[Dataset listings of figures]
======

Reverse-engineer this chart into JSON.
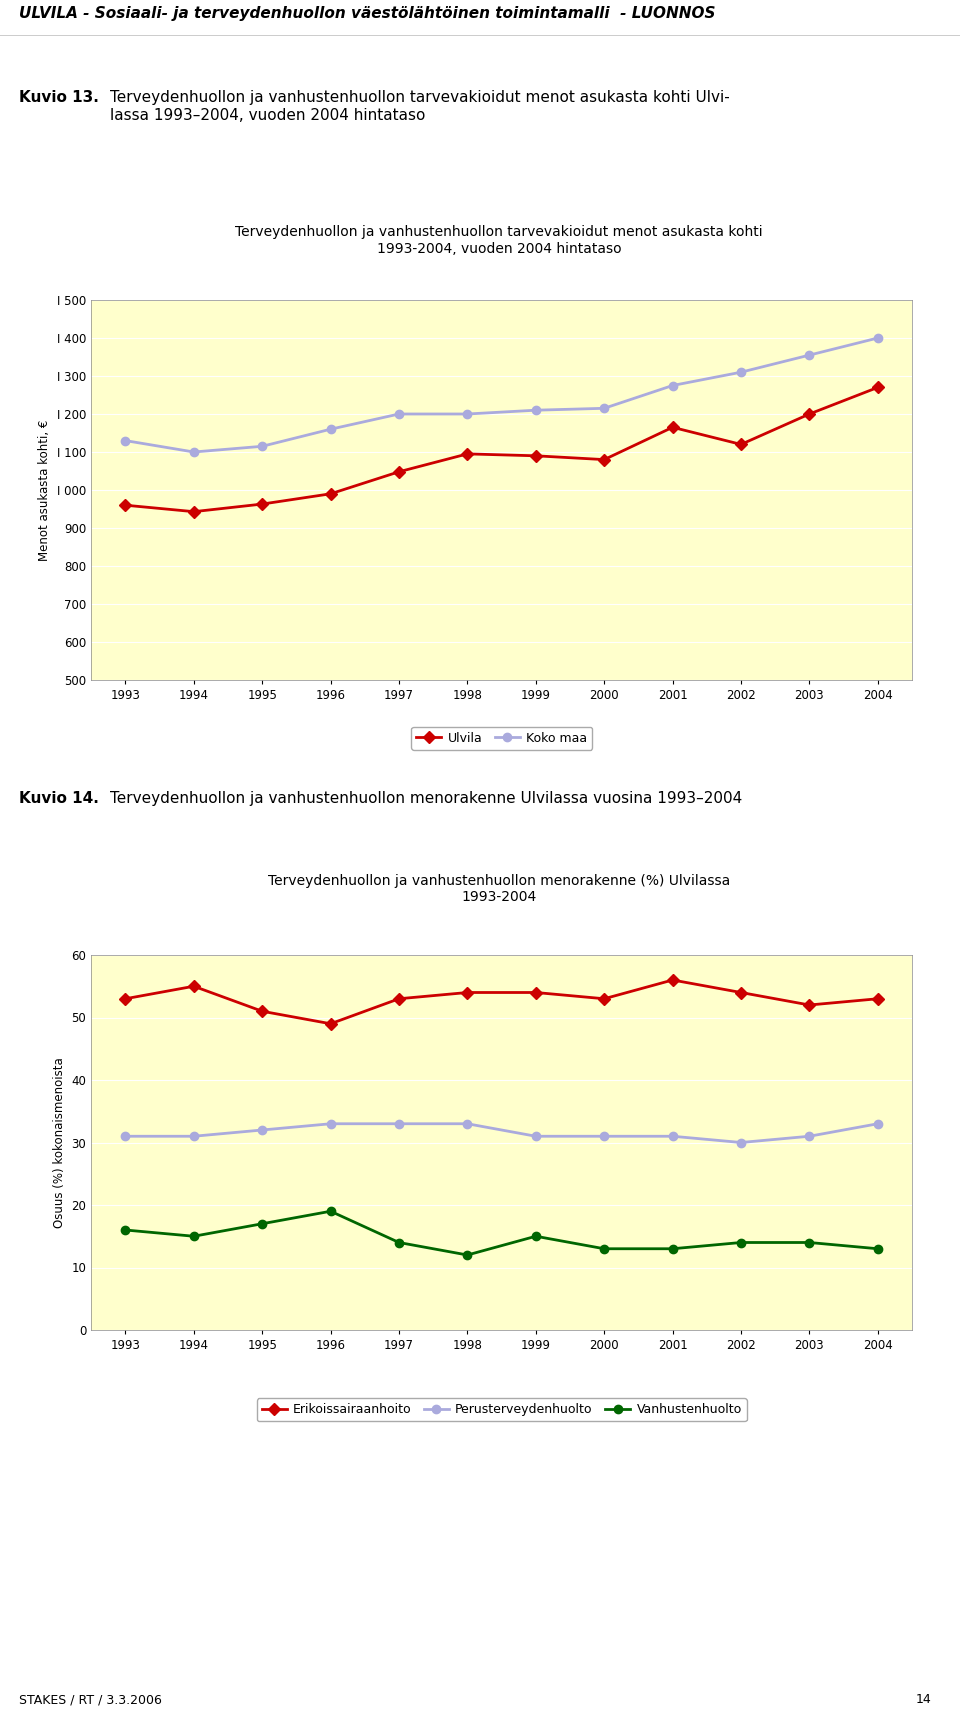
{
  "page_title": "ULVILA - Sosiaali- ja terveydenhuollon väestölähtöinen toimintamalli  - LUONNOS",
  "kuvio13_label": "Kuvio 13.",
  "kuvio13_title": "Terveydenhuollon ja vanhustenhuollon tarvevakioidut menot asukasta kohti Ulvi-\nlassa 1993–2004, vuoden 2004 hintataso",
  "chart1_title_line1": "Terveydenhuollon ja vanhustenhuollon tarvevakioidut menot asukasta kohti",
  "chart1_title_line2": "1993-2004, vuoden 2004 hintataso",
  "chart1_ylabel": "Menot asukasta kohti, €",
  "chart1_ylim": [
    500,
    1500
  ],
  "chart1_yticks": [
    500,
    600,
    700,
    800,
    900,
    1000,
    1100,
    1200,
    1300,
    1400,
    1500
  ],
  "chart1_ytick_labels": [
    "500",
    "600",
    "700",
    "800",
    "900",
    "I 000",
    "I 100",
    "I 200",
    "I 300",
    "I 400",
    "I 500"
  ],
  "years": [
    1993,
    1994,
    1995,
    1996,
    1997,
    1998,
    1999,
    2000,
    2001,
    2002,
    2003,
    2004
  ],
  "ulvila_data": [
    960,
    943,
    963,
    990,
    1048,
    1095,
    1090,
    1080,
    1165,
    1120,
    1200,
    1270
  ],
  "koko_maa_data": [
    1130,
    1100,
    1115,
    1160,
    1200,
    1200,
    1210,
    1215,
    1275,
    1310,
    1355,
    1400
  ],
  "ulvila_color": "#cc0000",
  "koko_maa_color": "#aaaadd",
  "legend1_ulvila": "Ulvila",
  "legend1_koko_maa": "Koko maa",
  "kuvio14_label": "Kuvio 14.",
  "kuvio14_title": "Terveydenhuollon ja vanhustenhuollon menorakenne Ulvilassa vuosina 1993–2004",
  "chart2_title_line1": "Terveydenhuollon ja vanhustenhuollon menorakenne (%) Ulvilassa",
  "chart2_title_line2": "1993-2004",
  "chart2_ylabel": "Osuus (%) kokonaismenoista",
  "chart2_ylim": [
    0,
    60
  ],
  "chart2_yticks": [
    0,
    10,
    20,
    30,
    40,
    50,
    60
  ],
  "erikoissairaanhoito_data": [
    53,
    55,
    51,
    49,
    53,
    54,
    54,
    53,
    56,
    54,
    52,
    53
  ],
  "perusterveydenhuolto_data": [
    31,
    31,
    32,
    33,
    33,
    33,
    31,
    31,
    31,
    30,
    31,
    33
  ],
  "vanhustenhuolto_data": [
    16,
    15,
    17,
    19,
    14,
    12,
    15,
    13,
    13,
    14,
    14,
    13
  ],
  "erikoissairaanhoito_color": "#cc0000",
  "perusterveydenhuolto_color": "#aaaadd",
  "vanhustenhuolto_color": "#006600",
  "legend2_erikoissairaanhoito": "Erikoissairaanhoito",
  "legend2_perusterveydenhuolto": "Perusterveydenhuolto",
  "legend2_vanhustenhuolto": "Vanhustenhuolto",
  "chart_bg_color": "#ffffcc",
  "footer_text": "STAKES / RT / 3.3.2006",
  "footer_page": "14"
}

======

__EXERCISE__:
Identify and copy all lines with the word "vanhustenhuollon".

__ANSWER TO THE TASK__:
  "kuvio13_title": "Terveydenhuollon ja vanhustenhuollon tarvevakioidut menot asukasta kohti Ulvi-\nlassa 1993–2004, vuoden 2004 hintataso",
  "chart1_title_line1": "Terveydenhuollon ja vanhustenhuollon tarvevakioidut menot asukasta kohti",
  "kuvio14_title": "Terveydenhuollon ja vanhustenhuollon menorakenne Ulvilassa vuosina 1993–2004",
  "chart2_title_line1": "Terveydenhuollon ja vanhustenhuollon menorakenne (%) Ulvilassa",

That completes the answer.